» **WHAT THE EXERCISE ASKS**
Quote the entries that follow exactly, leaving none out.

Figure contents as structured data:
*-*-*

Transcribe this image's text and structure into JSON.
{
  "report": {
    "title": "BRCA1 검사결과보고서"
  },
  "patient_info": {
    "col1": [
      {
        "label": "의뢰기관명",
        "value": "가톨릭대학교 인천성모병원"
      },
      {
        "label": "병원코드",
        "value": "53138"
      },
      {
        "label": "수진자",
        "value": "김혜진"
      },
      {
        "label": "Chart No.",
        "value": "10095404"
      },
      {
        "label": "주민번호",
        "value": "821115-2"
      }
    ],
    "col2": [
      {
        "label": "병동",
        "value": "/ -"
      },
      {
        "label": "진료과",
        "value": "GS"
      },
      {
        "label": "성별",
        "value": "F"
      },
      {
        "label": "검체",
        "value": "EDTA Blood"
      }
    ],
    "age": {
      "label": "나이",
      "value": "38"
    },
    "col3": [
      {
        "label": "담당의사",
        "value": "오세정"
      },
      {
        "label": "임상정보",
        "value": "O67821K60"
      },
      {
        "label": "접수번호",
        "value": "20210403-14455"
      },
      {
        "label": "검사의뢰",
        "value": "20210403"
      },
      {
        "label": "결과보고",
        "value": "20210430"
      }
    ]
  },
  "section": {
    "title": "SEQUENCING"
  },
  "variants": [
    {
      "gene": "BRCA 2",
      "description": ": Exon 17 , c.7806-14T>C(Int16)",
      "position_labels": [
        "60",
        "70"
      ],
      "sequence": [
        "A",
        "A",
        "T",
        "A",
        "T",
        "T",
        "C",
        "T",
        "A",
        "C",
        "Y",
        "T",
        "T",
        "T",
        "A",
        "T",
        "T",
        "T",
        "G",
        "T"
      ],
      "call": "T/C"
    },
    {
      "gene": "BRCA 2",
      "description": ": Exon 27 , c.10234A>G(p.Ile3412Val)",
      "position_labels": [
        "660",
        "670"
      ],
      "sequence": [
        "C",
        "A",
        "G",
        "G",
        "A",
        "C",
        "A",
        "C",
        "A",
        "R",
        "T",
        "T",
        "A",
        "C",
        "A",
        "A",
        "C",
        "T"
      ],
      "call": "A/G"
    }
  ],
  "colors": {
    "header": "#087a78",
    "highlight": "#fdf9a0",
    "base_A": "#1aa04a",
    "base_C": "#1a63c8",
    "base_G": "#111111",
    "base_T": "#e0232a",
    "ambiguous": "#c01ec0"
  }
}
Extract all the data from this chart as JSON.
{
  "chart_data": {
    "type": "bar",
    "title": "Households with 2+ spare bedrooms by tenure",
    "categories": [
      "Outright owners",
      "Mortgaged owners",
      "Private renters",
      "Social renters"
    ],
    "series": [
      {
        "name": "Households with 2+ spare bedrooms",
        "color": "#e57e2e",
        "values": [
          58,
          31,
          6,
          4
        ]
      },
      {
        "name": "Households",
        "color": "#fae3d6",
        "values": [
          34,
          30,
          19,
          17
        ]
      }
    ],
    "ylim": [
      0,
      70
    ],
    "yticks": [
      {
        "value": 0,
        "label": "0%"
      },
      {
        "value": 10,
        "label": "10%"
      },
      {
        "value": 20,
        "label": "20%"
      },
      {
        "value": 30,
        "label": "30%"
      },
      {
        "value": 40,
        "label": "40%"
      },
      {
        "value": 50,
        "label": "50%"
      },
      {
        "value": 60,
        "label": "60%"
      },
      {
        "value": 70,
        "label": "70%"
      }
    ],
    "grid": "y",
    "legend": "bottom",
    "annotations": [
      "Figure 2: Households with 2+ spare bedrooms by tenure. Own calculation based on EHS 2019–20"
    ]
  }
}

*-*-*

» **SOLVED PROBLEM**
Transcribe this image's text and structure into JSON.
{
  "report": {
    "title": "BRCA1 검사결과보고서"
  },
  "patient_info": {
    "col1": [
      {
        "label": "의뢰기관명",
        "value": "가톨릭대학교 인천성모병원"
      },
      {
        "label": "병원코드",
        "value": "53138"
      },
      {
        "label": "수진자",
        "value": "김혜진"
      },
      {
        "label": "Chart No.",
        "value": "10095404"
      },
      {
        "label": "주민번호",
        "value": "821115-2"
      }
    ],
    "col2": [
      {
        "label": "병동",
        "value": "/ -"
      },
      {
        "label": "진료과",
        "value": "GS"
      },
      {
        "label": "성별",
        "value": "F"
      },
      {
        "label": "검체",
        "value": "EDTA Blood"
      }
    ],
    "age": {
      "label": "나이",
      "value": "38"
    },
    "col3": [
      {
        "label": "담당의사",
        "value": "오세정"
      },
      {
        "label": "임상정보",
        "value": "O67821K60"
      },
      {
        "label": "접수번호",
        "value": "20210403-14455"
      },
      {
        "label": "검사의뢰",
        "value": "20210403"
      },
      {
        "label": "결과보고",
        "value": "20210430"
      }
    ]
  },
  "section": {
    "title": "SEQUENCING"
  },
  "variants": [
    {
      "gene": "BRCA 2",
      "description": ": Exon 17 , c.7806-14T>C(Int16)",
      "position_labels": [
        "60",
        "70"
      ],
      "sequence": [
        "A",
        "A",
        "T",
        "A",
        "T",
        "T",
        "C",
        "T",
        "A",
        "C",
        "Y",
        "T",
        "T",
        "T",
        "A",
        "T",
        "T",
        "T",
        "G",
        "T"
      ],
      "call": "T/C"
    },
    {
      "gene": "BRCA 2",
      "description": ": Exon 27 , c.10234A>G(p.Ile3412Val)",
      "position_labels": [
        "660",
        "670"
      ],
      "sequence": [
        "C",
        "A",
        "G",
        "G",
        "A",
        "C",
        "A",
        "C",
        "A",
        "R",
        "T",
        "T",
        "A",
        "C",
        "A",
        "A",
        "C",
        "T"
      ],
      "call": "A/G"
    }
  ],
  "colors": {
    "header": "#087a78",
    "highlight": "#fdf9a0",
    "base_A": "#1aa04a",
    "base_C": "#1a63c8",
    "base_G": "#111111",
    "base_T": "#e0232a",
    "ambiguous": "#c01ec0"
  }
}
Extract all the data from this chart as JSON.
{
  "chart_data": {
    "type": "bar",
    "title": "Households with 2+ spare bedrooms by tenure",
    "categories": [
      "Outright owners",
      "Mortgaged owners",
      "Private renters",
      "Social renters"
    ],
    "series": [
      {
        "name": "Households with 2+ spare bedrooms",
        "color": "#e57e2e",
        "values": [
          58,
          31,
          6,
          4
        ]
      },
      {
        "name": "Households",
        "color": "#fae3d6",
        "values": [
          34,
          30,
          19,
          17
        ]
      }
    ],
    "ylim": [
      0,
      70
    ],
    "yticks": [
      {
        "value": 0,
        "label": "0%"
      },
      {
        "value": 10,
        "label": "10%"
      },
      {
        "value": 20,
        "label": "20%"
      },
      {
        "value": 30,
        "label": "30%"
      },
      {
        "value": 40,
        "label": "40%"
      },
      {
        "value": 50,
        "label": "50%"
      },
      {
        "value": 60,
        "label": "60%"
      },
      {
        "value": 70,
        "label": "70%"
      }
    ],
    "grid": "y",
    "legend": "bottom",
    "annotations": [
      "Figure 2: Households with 2+ spare bedrooms by tenure. Own calculation based on EHS 2019–20"
    ]
  }
}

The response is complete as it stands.